§ DIRECTIVE: Leaving the pictures aside, transcribe every line below exactly.

Extracted data entries
Start

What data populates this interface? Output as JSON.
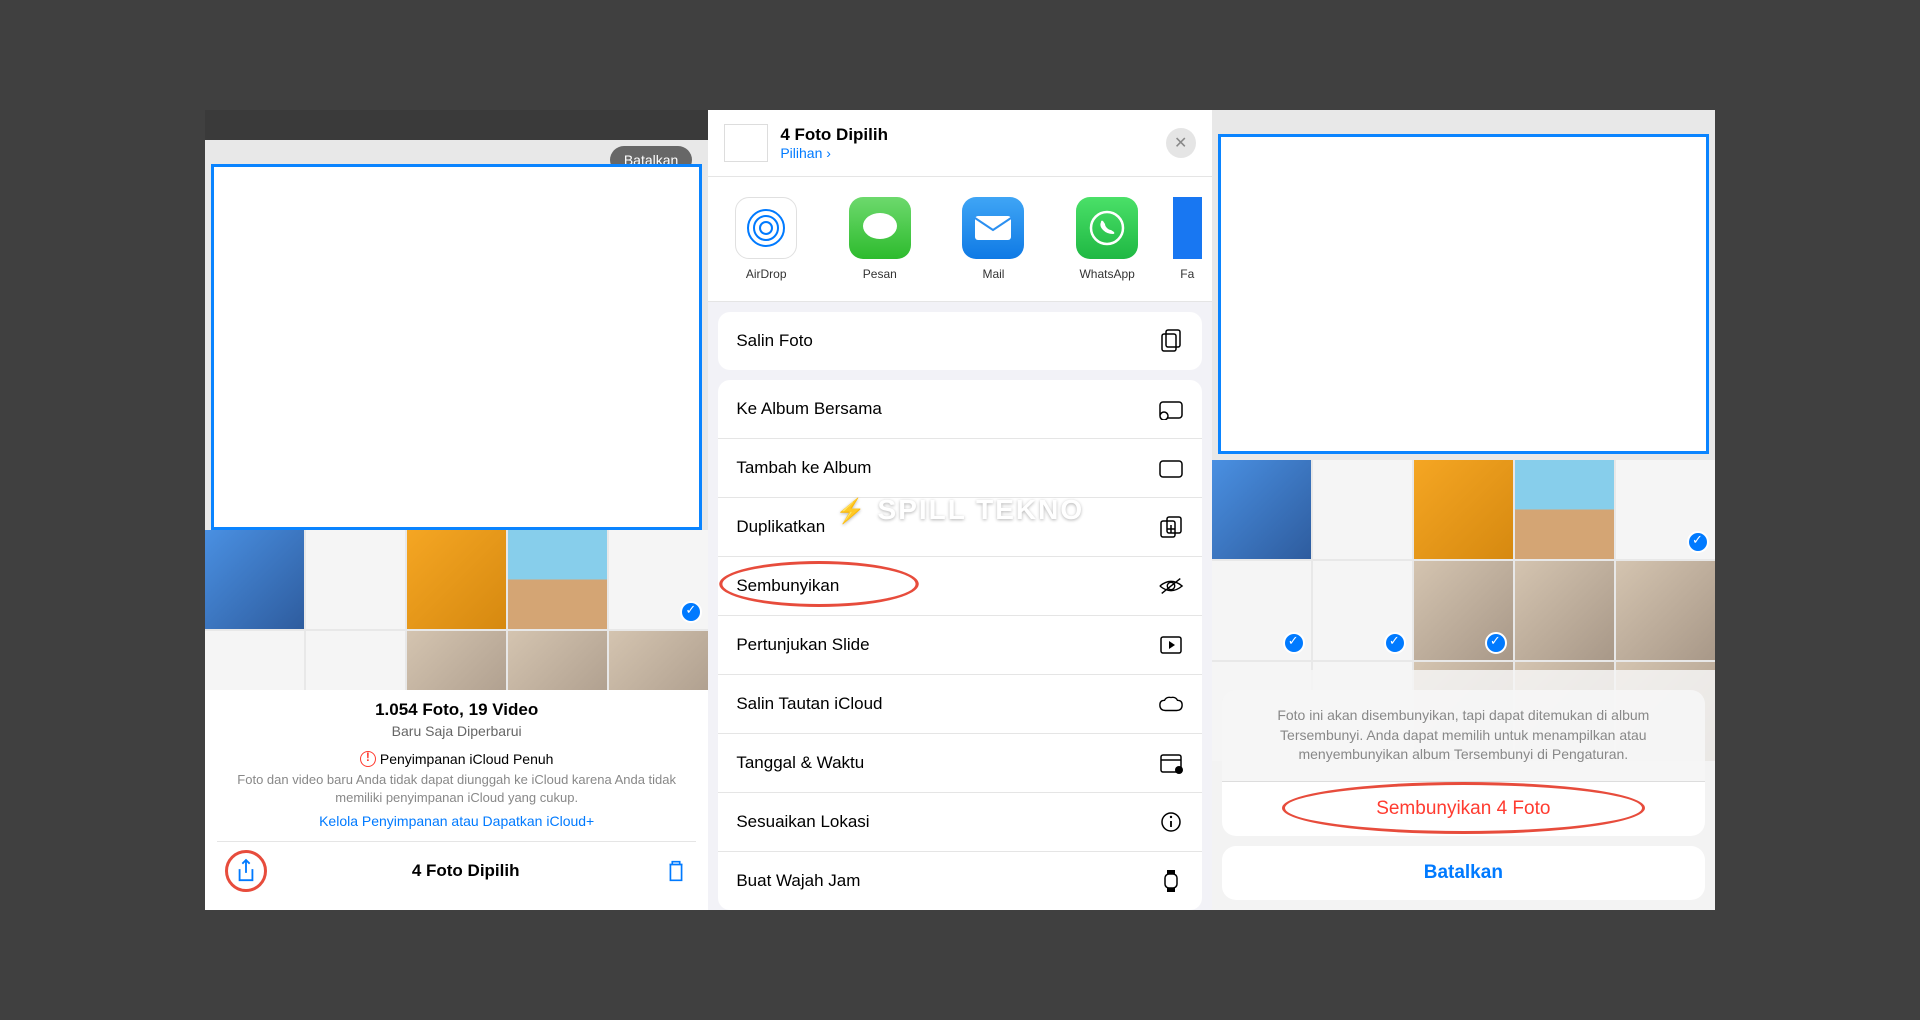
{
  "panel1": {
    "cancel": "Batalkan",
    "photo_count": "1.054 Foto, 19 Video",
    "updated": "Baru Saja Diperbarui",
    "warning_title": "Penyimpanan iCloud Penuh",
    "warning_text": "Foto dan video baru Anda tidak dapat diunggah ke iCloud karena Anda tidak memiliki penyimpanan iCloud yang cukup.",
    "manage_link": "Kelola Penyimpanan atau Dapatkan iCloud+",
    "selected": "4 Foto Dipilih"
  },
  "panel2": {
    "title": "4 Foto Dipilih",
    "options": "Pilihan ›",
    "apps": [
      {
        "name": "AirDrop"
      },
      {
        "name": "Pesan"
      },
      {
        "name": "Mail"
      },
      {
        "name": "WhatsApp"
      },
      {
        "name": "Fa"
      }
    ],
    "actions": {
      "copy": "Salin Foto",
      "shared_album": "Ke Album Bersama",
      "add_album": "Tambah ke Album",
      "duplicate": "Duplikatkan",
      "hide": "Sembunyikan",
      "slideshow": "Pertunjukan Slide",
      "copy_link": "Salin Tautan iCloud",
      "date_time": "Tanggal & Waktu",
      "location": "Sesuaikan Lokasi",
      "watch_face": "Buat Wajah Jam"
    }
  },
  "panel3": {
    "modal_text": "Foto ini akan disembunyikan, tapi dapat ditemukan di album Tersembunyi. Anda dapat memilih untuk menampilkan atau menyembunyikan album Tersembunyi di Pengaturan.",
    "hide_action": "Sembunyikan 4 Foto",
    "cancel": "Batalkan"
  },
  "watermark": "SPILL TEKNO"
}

End

§ SOLUTION FOR THIS EXERCISE:
What data populates this interface? Output as JSON.
{
  "panel1": {
    "cancel": "Batalkan",
    "photo_count": "1.054 Foto, 19 Video",
    "updated": "Baru Saja Diperbarui",
    "warning_title": "Penyimpanan iCloud Penuh",
    "warning_text": "Foto dan video baru Anda tidak dapat diunggah ke iCloud karena Anda tidak memiliki penyimpanan iCloud yang cukup.",
    "manage_link": "Kelola Penyimpanan atau Dapatkan iCloud+",
    "selected": "4 Foto Dipilih"
  },
  "panel2": {
    "title": "4 Foto Dipilih",
    "options": "Pilihan ›",
    "apps": [
      {
        "name": "AirDrop"
      },
      {
        "name": "Pesan"
      },
      {
        "name": "Mail"
      },
      {
        "name": "WhatsApp"
      },
      {
        "name": "Fa"
      }
    ],
    "actions": {
      "copy": "Salin Foto",
      "shared_album": "Ke Album Bersama",
      "add_album": "Tambah ke Album",
      "duplicate": "Duplikatkan",
      "hide": "Sembunyikan",
      "slideshow": "Pertunjukan Slide",
      "copy_link": "Salin Tautan iCloud",
      "date_time": "Tanggal & Waktu",
      "location": "Sesuaikan Lokasi",
      "watch_face": "Buat Wajah Jam"
    }
  },
  "panel3": {
    "modal_text": "Foto ini akan disembunyikan, tapi dapat ditemukan di album Tersembunyi. Anda dapat memilih untuk menampilkan atau menyembunyikan album Tersembunyi di Pengaturan.",
    "hide_action": "Sembunyikan 4 Foto",
    "cancel": "Batalkan"
  },
  "watermark": "SPILL TEKNO"
}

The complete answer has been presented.